#### WHAT IS EXPECTED
Output an exact reproduction of the data.

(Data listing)
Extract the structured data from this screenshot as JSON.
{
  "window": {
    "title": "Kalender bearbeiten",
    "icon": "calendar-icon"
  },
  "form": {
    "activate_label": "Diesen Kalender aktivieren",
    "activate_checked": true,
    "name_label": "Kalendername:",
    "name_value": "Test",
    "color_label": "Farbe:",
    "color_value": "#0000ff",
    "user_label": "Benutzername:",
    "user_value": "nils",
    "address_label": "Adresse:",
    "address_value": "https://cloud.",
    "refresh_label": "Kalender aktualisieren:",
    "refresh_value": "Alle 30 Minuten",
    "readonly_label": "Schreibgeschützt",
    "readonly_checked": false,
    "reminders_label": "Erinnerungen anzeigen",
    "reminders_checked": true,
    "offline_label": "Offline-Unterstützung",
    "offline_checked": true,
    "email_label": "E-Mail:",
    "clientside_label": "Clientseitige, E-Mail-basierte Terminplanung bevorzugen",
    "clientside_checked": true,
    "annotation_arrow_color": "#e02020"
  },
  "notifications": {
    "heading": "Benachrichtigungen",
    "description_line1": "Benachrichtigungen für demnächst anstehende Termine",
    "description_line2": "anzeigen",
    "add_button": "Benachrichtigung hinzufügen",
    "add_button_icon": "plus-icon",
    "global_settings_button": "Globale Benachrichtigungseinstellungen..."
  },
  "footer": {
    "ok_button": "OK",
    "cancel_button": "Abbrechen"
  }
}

#### RESULT OF THIS TASK
Extract the structured data from this screenshot as JSON.
{
  "window": {
    "title": "Kalender bearbeiten",
    "icon": "calendar-icon"
  },
  "form": {
    "activate_label": "Diesen Kalender aktivieren",
    "activate_checked": true,
    "name_label": "Kalendername:",
    "name_value": "Test",
    "color_label": "Farbe:",
    "color_value": "#0000ff",
    "user_label": "Benutzername:",
    "user_value": "nils",
    "address_label": "Adresse:",
    "address_value": "https://cloud.",
    "refresh_label": "Kalender aktualisieren:",
    "refresh_value": "Alle 30 Minuten",
    "readonly_label": "Schreibgeschützt",
    "readonly_checked": false,
    "reminders_label": "Erinnerungen anzeigen",
    "reminders_checked": true,
    "offline_label": "Offline-Unterstützung",
    "offline_checked": true,
    "email_label": "E-Mail:",
    "clientside_label": "Clientseitige, E-Mail-basierte Terminplanung bevorzugen",
    "clientside_checked": true,
    "annotation_arrow_color": "#e02020"
  },
  "notifications": {
    "heading": "Benachrichtigungen",
    "description_line1": "Benachrichtigungen für demnächst anstehende Termine",
    "description_line2": "anzeigen",
    "add_button": "Benachrichtigung hinzufügen",
    "add_button_icon": "plus-icon",
    "global_settings_button": "Globale Benachrichtigungseinstellungen..."
  },
  "footer": {
    "ok_button": "OK",
    "cancel_button": "Abbrechen"
  }
}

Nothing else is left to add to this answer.